Task instructions: Without the images, output each record below as it stands.

(Stored items)
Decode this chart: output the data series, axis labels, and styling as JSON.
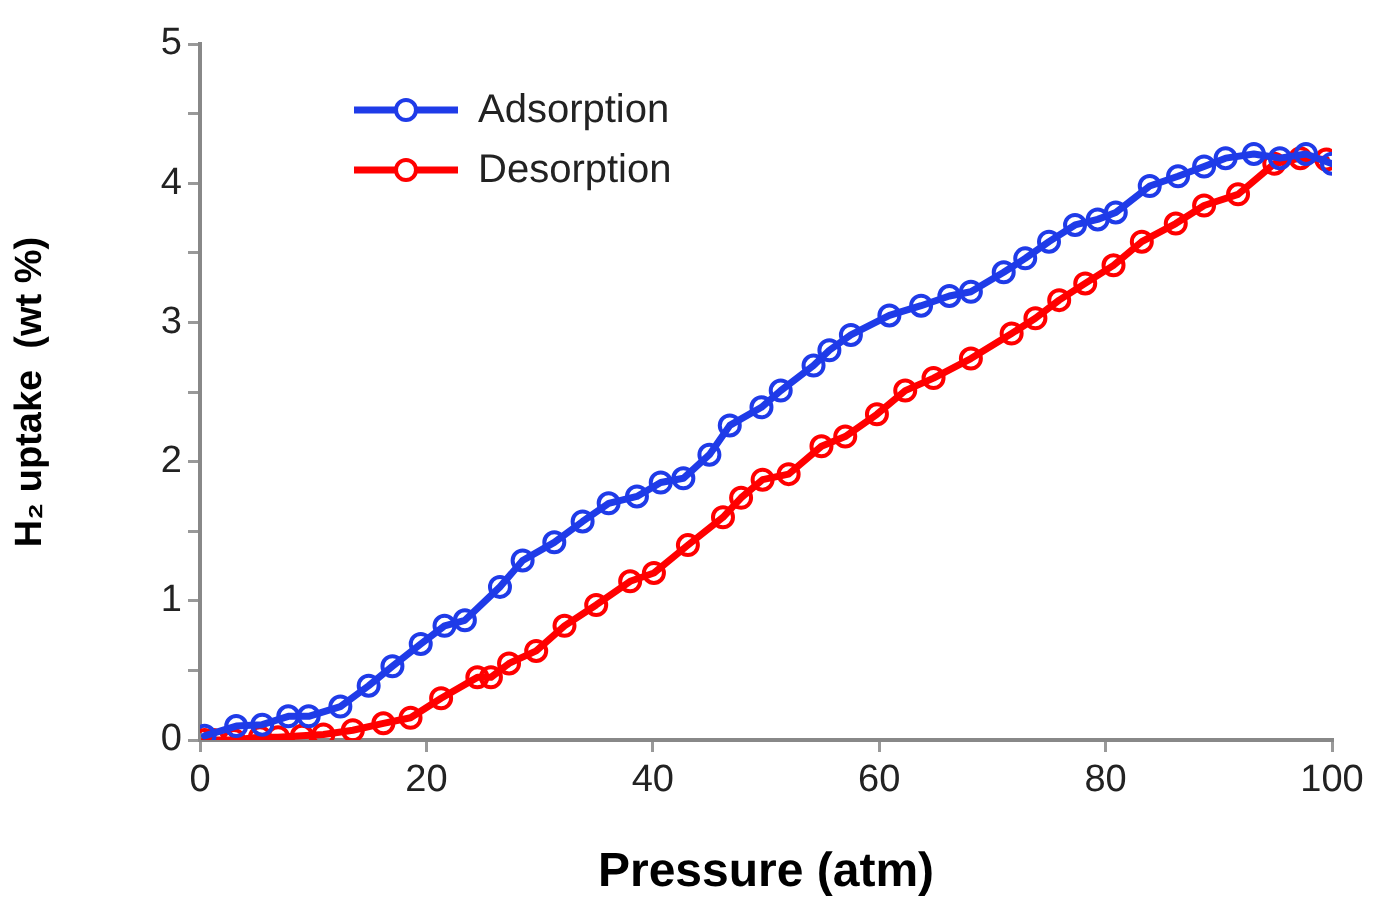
{
  "chart_data": {
    "type": "line",
    "xlabel": "Pressure (atm)",
    "ylabel": "H₂ uptake  (wt %)",
    "xlim": [
      0,
      100
    ],
    "xticks": [
      0,
      20,
      40,
      60,
      80,
      100
    ],
    "ylim": [
      0,
      5
    ],
    "yticks": [
      0,
      {
        "value": 0.5,
        "label": null
      },
      1,
      {
        "value": 1.5,
        "label": null
      },
      2,
      {
        "value": 2.5,
        "label": null
      },
      3,
      {
        "value": 3.5,
        "label": null
      },
      4,
      {
        "value": 4.5,
        "label": null
      },
      5
    ],
    "grid": false,
    "legend": "top left",
    "marker": "circle",
    "line_style": "solid",
    "series": [
      {
        "name": "Adsorption",
        "color": "#1f3be8",
        "x": [
          0.4,
          3.2,
          5.5,
          7.8,
          9.6,
          12.4,
          14.9,
          17,
          19.5,
          21.6,
          23.4,
          26.5,
          28.5,
          31.3,
          33.8,
          36.1,
          38.6,
          40.7,
          42.7,
          45,
          46.8,
          49.6,
          51.3,
          54.2,
          55.6,
          57.5,
          60.9,
          63.7,
          66.2,
          68.1,
          71,
          72.9,
          75,
          77.3,
          79.3,
          80.9,
          83.9,
          86.4,
          88.7,
          90.6,
          93.1,
          95.4,
          97.7,
          100
        ],
        "values": [
          0.03,
          0.1,
          0.11,
          0.17,
          0.17,
          0.24,
          0.39,
          0.53,
          0.69,
          0.82,
          0.86,
          1.1,
          1.29,
          1.42,
          1.57,
          1.7,
          1.75,
          1.85,
          1.88,
          2.05,
          2.26,
          2.39,
          2.51,
          2.69,
          2.8,
          2.91,
          3.05,
          3.12,
          3.19,
          3.22,
          3.36,
          3.46,
          3.58,
          3.7,
          3.74,
          3.79,
          3.98,
          4.05,
          4.12,
          4.18,
          4.21,
          4.18,
          4.21,
          4.14
        ]
      },
      {
        "name": "Desorption",
        "color": "#ff0000",
        "x": [
          0.4,
          1.2,
          2,
          3,
          5.3,
          6.9,
          9,
          10.9,
          13.5,
          16.2,
          18.6,
          21.3,
          24.5,
          25.7,
          27.3,
          29.7,
          32.2,
          35,
          38,
          40.1,
          43.1,
          46.2,
          47.8,
          49.7,
          52,
          54.9,
          57,
          59.8,
          62.3,
          64.8,
          68.1,
          71.7,
          73.8,
          75.9,
          78.2,
          80.7,
          83.2,
          86.2,
          88.7,
          91.7,
          94.9,
          97.2,
          99.5
        ],
        "values": [
          0,
          0,
          0,
          0,
          0.02,
          0.02,
          0.03,
          0.04,
          0.07,
          0.12,
          0.16,
          0.3,
          0.45,
          0.45,
          0.55,
          0.64,
          0.82,
          0.97,
          1.14,
          1.2,
          1.4,
          1.6,
          1.74,
          1.87,
          1.91,
          2.11,
          2.18,
          2.34,
          2.51,
          2.6,
          2.74,
          2.92,
          3.03,
          3.16,
          3.28,
          3.41,
          3.58,
          3.71,
          3.84,
          3.92,
          4.14,
          4.18,
          4.17
        ]
      }
    ]
  }
}
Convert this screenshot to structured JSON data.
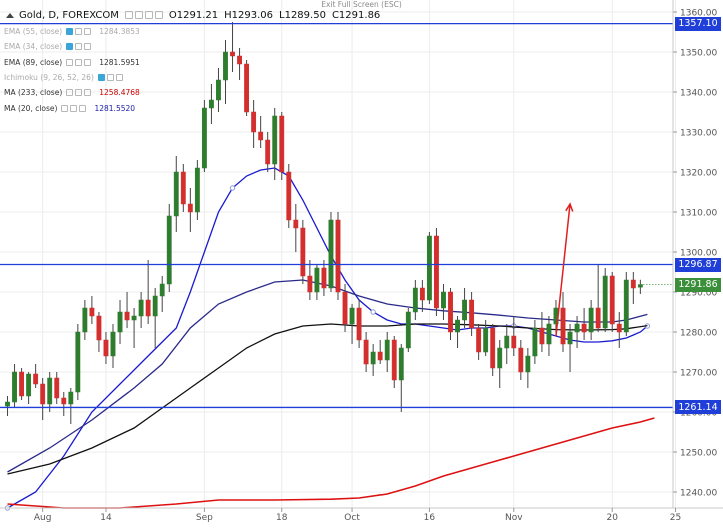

Response to this task:
Decode this chart: output the data series, axis labels, and styling as JSON.
{
  "chart_data": {
    "type": "line",
    "xlabel": "Pressure (atm)",
    "ylabel": "H₂ uptake  (wt %)",
    "xlim": [
      0,
      100
    ],
    "xticks": [
      0,
      20,
      40,
      60,
      80,
      100
    ],
    "ylim": [
      0,
      5
    ],
    "yticks": [
      0,
      {
        "value": 0.5,
        "label": null
      },
      1,
      {
        "value": 1.5,
        "label": null
      },
      2,
      {
        "value": 2.5,
        "label": null
      },
      3,
      {
        "value": 3.5,
        "label": null
      },
      4,
      {
        "value": 4.5,
        "label": null
      },
      5
    ],
    "grid": false,
    "legend": "top left",
    "marker": "circle",
    "line_style": "solid",
    "series": [
      {
        "name": "Adsorption",
        "color": "#1f3be8",
        "x": [
          0.4,
          3.2,
          5.5,
          7.8,
          9.6,
          12.4,
          14.9,
          17,
          19.5,
          21.6,
          23.4,
          26.5,
          28.5,
          31.3,
          33.8,
          36.1,
          38.6,
          40.7,
          42.7,
          45,
          46.8,
          49.6,
          51.3,
          54.2,
          55.6,
          57.5,
          60.9,
          63.7,
          66.2,
          68.1,
          71,
          72.9,
          75,
          77.3,
          79.3,
          80.9,
          83.9,
          86.4,
          88.7,
          90.6,
          93.1,
          95.4,
          97.7,
          100
        ],
        "values": [
          0.03,
          0.1,
          0.11,
          0.17,
          0.17,
          0.24,
          0.39,
          0.53,
          0.69,
          0.82,
          0.86,
          1.1,
          1.29,
          1.42,
          1.57,
          1.7,
          1.75,
          1.85,
          1.88,
          2.05,
          2.26,
          2.39,
          2.51,
          2.69,
          2.8,
          2.91,
          3.05,
          3.12,
          3.19,
          3.22,
          3.36,
          3.46,
          3.58,
          3.7,
          3.74,
          3.79,
          3.98,
          4.05,
          4.12,
          4.18,
          4.21,
          4.18,
          4.21,
          4.14
        ]
      },
      {
        "name": "Desorption",
        "color": "#ff0000",
        "x": [
          0.4,
          1.2,
          2,
          3,
          5.3,
          6.9,
          9,
          10.9,
          13.5,
          16.2,
          18.6,
          21.3,
          24.5,
          25.7,
          27.3,
          29.7,
          32.2,
          35,
          38,
          40.1,
          43.1,
          46.2,
          47.8,
          49.7,
          52,
          54.9,
          57,
          59.8,
          62.3,
          64.8,
          68.1,
          71.7,
          73.8,
          75.9,
          78.2,
          80.7,
          83.2,
          86.2,
          88.7,
          91.7,
          94.9,
          97.2,
          99.5
        ],
        "values": [
          0,
          0,
          0,
          0,
          0.02,
          0.02,
          0.03,
          0.04,
          0.07,
          0.12,
          0.16,
          0.3,
          0.45,
          0.45,
          0.55,
          0.64,
          0.82,
          0.97,
          1.14,
          1.2,
          1.4,
          1.6,
          1.74,
          1.87,
          1.91,
          2.11,
          2.18,
          2.34,
          2.51,
          2.6,
          2.74,
          2.92,
          3.03,
          3.16,
          3.28,
          3.41,
          3.58,
          3.71,
          3.84,
          3.92,
          4.14,
          4.18,
          4.17
        ]
      }
    ]
  }
}
Convert this screenshot to structured JSON data.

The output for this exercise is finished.